Recorded data
---+---
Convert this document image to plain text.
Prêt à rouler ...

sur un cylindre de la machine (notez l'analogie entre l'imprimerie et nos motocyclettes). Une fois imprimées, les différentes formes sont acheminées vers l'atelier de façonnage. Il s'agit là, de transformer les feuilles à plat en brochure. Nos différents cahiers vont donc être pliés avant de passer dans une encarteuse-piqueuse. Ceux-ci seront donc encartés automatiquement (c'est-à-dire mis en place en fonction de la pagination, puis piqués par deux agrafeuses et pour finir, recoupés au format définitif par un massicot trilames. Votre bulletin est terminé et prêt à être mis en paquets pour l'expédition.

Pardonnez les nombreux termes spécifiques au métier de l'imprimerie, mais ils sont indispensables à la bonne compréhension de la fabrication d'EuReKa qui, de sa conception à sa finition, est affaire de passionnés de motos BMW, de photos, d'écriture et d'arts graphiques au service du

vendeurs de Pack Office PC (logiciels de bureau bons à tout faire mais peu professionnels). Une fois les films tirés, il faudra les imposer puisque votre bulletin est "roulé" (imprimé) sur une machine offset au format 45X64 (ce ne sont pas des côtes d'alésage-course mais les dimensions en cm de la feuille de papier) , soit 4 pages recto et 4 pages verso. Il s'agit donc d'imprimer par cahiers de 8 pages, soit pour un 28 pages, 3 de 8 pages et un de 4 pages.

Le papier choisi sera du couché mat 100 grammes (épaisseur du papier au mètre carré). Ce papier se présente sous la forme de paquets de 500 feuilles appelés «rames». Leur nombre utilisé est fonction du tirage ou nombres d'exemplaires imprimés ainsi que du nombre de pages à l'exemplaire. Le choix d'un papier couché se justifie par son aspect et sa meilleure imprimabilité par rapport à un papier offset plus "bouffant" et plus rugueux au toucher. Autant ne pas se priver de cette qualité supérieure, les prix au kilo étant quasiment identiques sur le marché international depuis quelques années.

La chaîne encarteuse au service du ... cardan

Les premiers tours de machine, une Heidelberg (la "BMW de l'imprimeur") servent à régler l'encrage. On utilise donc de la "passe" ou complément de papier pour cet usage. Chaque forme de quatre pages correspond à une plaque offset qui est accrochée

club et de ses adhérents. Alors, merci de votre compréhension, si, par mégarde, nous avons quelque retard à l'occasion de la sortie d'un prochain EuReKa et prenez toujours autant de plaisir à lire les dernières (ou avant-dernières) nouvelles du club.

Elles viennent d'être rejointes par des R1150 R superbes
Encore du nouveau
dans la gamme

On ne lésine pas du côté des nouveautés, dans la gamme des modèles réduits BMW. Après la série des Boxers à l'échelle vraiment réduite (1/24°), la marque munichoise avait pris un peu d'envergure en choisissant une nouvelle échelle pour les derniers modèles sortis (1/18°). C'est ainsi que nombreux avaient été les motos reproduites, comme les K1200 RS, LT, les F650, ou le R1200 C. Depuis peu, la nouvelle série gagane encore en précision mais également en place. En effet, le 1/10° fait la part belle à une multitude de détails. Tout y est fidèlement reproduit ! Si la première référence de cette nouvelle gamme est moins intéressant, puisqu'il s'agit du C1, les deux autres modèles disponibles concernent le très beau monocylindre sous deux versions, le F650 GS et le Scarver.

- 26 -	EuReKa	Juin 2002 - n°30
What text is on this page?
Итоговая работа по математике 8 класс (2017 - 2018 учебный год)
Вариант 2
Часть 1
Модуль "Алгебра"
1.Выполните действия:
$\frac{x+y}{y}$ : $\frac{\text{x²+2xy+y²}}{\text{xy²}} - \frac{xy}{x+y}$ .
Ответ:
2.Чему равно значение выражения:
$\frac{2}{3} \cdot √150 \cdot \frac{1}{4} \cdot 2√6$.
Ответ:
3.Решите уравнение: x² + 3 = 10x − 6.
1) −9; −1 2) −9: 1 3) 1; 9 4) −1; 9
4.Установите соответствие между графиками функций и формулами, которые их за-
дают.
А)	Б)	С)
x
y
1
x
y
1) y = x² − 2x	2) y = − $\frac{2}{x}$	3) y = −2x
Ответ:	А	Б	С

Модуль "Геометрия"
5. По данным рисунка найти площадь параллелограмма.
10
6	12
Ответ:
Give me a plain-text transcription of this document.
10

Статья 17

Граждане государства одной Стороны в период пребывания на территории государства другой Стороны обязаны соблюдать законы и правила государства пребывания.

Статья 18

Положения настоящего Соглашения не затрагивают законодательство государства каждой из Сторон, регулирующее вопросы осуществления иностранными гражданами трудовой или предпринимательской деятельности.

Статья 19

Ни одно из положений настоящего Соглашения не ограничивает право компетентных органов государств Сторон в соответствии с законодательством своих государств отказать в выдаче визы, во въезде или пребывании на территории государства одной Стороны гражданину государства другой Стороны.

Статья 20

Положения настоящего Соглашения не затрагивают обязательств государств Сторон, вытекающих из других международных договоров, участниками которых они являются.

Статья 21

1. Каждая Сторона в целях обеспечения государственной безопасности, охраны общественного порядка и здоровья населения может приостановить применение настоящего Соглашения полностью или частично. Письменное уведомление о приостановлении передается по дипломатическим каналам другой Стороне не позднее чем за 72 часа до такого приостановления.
---+---
= Given exercise =
Return precisely the lines of the records, starting with the line that holds "Give me a plain-text" and ending with the last one.

= Task response =
Give me a plain-text transcription of this document.
10

Статья 17

Граждане государства одной Стороны в период пребывания на территории государства другой Стороны обязаны соблюдать законы и правила государства пребывания.

Статья 18

Положения настоящего Соглашения не затрагивают законодательство государства каждой из Сторон, регулирующее вопросы осуществления иностранными гражданами трудовой или предпринимательской деятельности.

Статья 19

Ни одно из положений настоящего Соглашения не ограничивает право компетентных органов государств Сторон в соответствии с законодательством своих государств отказать в выдаче визы, во въезде или пребывании на территории государства одной Стороны гражданину государства другой Стороны.

Статья 20

Положения настоящего Соглашения не затрагивают обязательств государств Сторон, вытекающих из других международных договоров, участниками которых они являются.

Статья 21

1. Каждая Сторона в целях обеспечения государственной безопасности, охраны общественного порядка и здоровья населения может приостановить применение настоящего Соглашения полностью или частично. Письменное уведомление о приостановлении передается по дипломатическим каналам другой Стороне не позднее чем за 72 часа до такого приостановления.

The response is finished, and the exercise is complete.